++++ PROVIDED ENTRIES

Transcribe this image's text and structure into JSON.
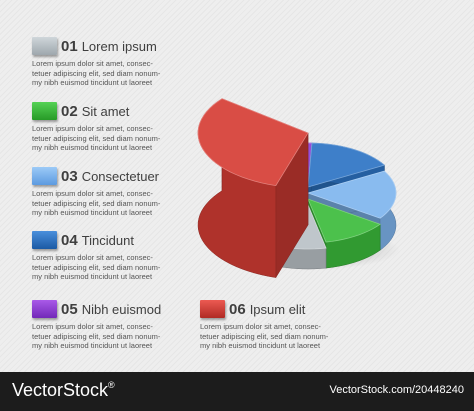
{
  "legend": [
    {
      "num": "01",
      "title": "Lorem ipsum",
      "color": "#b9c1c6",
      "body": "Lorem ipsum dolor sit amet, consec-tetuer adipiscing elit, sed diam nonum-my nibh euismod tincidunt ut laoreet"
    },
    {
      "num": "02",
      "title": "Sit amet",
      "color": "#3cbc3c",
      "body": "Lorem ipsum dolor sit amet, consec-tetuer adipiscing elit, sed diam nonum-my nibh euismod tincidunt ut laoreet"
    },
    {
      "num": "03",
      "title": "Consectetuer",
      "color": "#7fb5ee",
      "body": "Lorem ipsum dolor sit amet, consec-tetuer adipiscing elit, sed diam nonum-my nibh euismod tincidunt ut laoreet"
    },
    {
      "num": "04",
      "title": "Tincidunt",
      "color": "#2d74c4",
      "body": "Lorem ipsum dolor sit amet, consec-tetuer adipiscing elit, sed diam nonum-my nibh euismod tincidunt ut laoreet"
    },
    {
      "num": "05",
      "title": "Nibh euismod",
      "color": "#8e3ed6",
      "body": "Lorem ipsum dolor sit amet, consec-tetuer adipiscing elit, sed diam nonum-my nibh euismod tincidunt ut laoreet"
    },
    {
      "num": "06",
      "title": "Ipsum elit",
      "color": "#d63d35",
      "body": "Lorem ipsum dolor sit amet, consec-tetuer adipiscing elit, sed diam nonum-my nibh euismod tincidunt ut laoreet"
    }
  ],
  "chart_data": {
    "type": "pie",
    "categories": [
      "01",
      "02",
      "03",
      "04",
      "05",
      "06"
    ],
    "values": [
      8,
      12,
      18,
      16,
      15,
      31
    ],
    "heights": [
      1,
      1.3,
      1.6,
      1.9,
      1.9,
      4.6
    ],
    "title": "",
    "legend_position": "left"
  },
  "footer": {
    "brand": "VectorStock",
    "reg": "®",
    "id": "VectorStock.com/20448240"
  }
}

++++++++
++++ PROVIDED ENTRIES

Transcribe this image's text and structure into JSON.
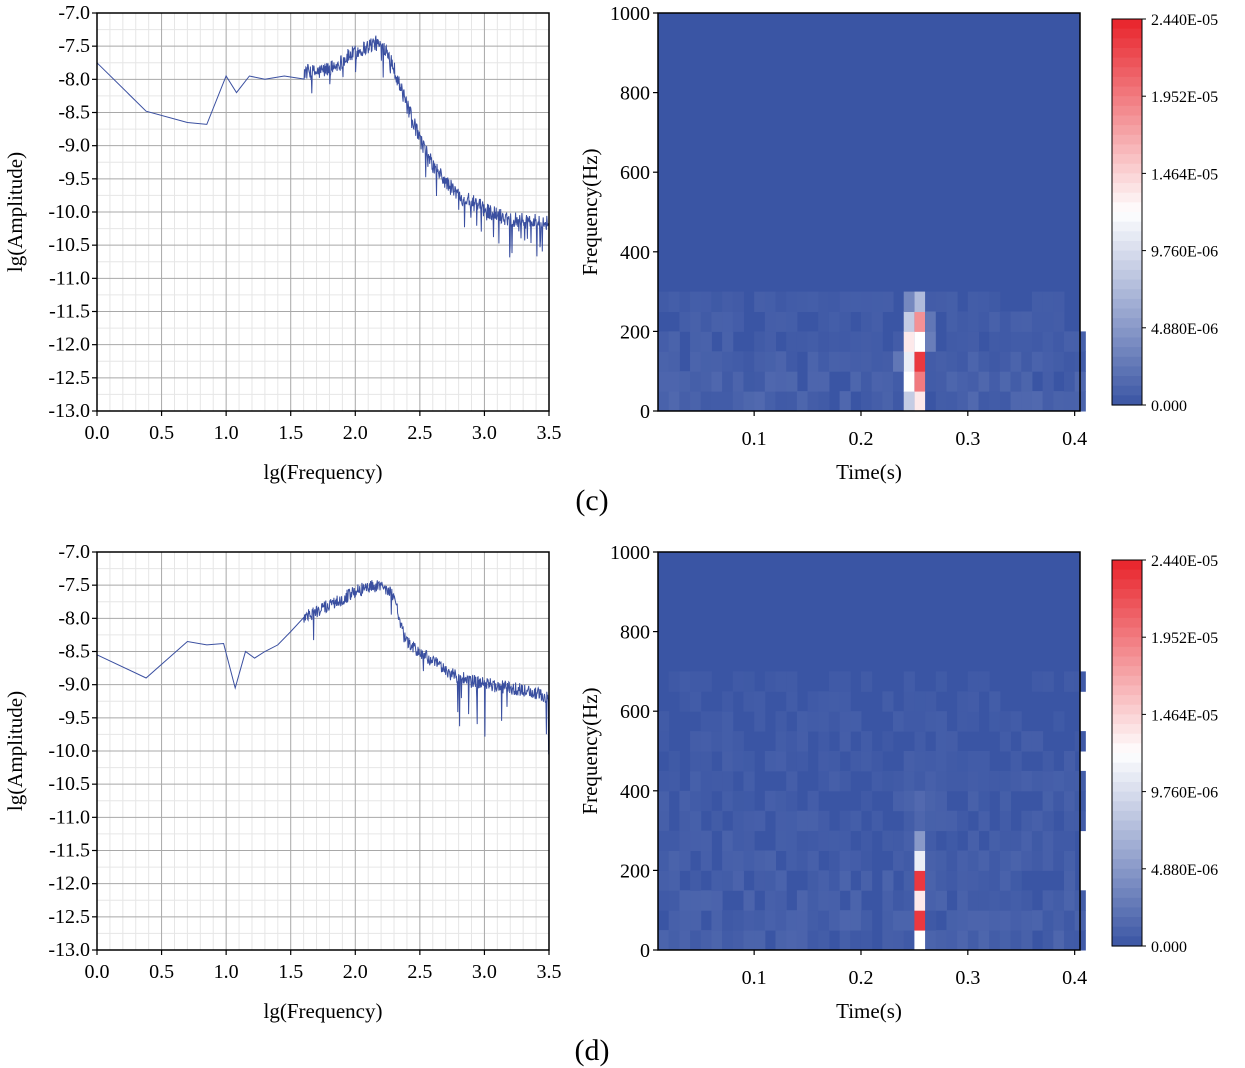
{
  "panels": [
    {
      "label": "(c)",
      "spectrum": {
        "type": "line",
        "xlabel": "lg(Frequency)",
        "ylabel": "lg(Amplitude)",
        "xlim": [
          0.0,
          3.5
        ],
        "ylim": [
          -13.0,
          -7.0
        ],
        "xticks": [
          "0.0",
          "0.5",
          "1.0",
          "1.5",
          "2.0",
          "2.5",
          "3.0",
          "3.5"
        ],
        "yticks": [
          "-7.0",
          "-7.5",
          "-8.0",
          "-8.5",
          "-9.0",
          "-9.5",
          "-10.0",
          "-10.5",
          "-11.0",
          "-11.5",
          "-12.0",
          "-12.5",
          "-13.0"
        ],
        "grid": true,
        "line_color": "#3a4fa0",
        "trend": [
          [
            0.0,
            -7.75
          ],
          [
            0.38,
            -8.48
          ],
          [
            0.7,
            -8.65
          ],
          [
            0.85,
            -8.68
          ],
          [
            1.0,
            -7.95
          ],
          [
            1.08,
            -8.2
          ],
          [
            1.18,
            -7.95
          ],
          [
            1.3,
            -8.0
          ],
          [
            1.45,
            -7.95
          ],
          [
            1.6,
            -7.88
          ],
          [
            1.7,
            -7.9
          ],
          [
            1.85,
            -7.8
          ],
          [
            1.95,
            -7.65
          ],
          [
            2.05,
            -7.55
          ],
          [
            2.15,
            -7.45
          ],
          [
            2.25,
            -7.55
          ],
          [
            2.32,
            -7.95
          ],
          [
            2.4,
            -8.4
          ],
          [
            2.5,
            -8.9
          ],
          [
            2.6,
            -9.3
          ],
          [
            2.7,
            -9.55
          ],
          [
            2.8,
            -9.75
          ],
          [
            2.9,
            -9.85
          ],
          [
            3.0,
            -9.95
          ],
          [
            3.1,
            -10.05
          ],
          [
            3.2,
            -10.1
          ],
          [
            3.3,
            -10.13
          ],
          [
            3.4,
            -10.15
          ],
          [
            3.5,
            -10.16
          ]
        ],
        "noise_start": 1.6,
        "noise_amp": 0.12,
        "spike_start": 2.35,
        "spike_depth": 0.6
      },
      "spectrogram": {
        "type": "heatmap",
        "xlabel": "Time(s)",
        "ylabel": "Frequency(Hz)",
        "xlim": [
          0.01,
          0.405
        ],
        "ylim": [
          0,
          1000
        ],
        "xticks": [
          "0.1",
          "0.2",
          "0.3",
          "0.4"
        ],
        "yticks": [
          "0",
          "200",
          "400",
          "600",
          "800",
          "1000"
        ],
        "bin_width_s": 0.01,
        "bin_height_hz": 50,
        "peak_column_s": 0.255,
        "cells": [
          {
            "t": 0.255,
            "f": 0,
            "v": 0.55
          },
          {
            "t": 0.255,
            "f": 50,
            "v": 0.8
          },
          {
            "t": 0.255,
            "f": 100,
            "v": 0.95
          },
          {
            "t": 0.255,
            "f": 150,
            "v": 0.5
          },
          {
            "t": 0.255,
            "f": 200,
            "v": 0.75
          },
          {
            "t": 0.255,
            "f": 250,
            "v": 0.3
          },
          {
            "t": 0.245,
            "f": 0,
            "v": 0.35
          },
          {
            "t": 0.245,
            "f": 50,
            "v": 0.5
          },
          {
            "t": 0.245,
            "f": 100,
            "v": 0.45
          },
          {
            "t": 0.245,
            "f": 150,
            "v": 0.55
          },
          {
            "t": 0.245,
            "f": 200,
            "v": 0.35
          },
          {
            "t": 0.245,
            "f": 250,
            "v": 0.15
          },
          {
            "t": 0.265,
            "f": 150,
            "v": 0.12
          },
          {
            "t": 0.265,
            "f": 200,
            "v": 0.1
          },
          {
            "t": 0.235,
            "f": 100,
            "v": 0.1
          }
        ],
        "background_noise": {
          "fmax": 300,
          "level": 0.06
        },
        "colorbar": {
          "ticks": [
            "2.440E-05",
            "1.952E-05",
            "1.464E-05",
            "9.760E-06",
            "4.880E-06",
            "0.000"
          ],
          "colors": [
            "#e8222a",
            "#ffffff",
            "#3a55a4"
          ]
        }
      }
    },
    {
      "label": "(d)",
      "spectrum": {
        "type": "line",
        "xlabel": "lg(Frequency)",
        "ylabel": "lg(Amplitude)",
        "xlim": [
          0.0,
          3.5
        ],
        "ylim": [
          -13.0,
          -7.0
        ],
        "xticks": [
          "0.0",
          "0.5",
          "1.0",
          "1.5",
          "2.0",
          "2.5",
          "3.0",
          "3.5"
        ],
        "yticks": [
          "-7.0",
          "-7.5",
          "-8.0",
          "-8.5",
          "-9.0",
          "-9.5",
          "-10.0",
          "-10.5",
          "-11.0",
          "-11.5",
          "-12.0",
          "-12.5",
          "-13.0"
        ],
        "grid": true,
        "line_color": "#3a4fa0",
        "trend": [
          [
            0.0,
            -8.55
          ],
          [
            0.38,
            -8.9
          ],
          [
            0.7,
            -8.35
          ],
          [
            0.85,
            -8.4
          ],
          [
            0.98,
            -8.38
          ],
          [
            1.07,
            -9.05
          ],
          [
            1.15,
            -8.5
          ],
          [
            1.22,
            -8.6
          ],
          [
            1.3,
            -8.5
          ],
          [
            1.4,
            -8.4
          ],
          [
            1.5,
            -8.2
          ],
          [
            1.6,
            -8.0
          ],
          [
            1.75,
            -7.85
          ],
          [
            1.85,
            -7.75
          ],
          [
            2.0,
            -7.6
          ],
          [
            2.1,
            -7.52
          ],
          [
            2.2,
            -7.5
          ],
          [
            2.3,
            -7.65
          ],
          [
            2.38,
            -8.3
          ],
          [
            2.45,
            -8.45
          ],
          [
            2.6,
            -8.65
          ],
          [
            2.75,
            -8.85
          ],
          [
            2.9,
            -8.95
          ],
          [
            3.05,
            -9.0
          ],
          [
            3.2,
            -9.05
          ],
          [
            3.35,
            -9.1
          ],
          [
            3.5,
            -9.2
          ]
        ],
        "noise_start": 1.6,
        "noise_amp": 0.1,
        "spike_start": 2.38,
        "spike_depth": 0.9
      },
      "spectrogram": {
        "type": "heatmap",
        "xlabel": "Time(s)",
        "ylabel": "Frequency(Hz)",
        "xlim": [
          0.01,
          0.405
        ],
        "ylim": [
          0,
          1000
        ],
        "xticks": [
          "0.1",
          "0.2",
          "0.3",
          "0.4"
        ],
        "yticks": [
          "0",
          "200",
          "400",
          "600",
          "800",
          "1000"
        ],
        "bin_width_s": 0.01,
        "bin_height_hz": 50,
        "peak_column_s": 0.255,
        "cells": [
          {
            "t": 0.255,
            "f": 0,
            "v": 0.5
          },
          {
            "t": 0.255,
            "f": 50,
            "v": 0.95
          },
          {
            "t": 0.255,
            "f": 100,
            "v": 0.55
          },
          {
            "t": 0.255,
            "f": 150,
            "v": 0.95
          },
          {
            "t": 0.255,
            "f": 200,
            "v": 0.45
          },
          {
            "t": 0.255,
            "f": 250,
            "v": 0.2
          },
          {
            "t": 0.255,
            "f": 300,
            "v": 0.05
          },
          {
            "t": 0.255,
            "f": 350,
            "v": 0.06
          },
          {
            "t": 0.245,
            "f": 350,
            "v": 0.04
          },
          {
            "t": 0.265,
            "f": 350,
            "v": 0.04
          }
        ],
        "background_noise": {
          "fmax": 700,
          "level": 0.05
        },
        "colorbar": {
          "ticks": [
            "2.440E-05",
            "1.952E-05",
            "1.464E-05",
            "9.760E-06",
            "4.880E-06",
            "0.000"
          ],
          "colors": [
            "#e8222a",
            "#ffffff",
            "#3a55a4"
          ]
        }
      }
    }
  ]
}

++++++++

## TASK DESCRIPTION:
Copy all lines of the material above where the string "VectorStock" occurs.

## FINAL RESULT:
    "brand": "VectorStock",
    "id": "VectorStock.com/20448240"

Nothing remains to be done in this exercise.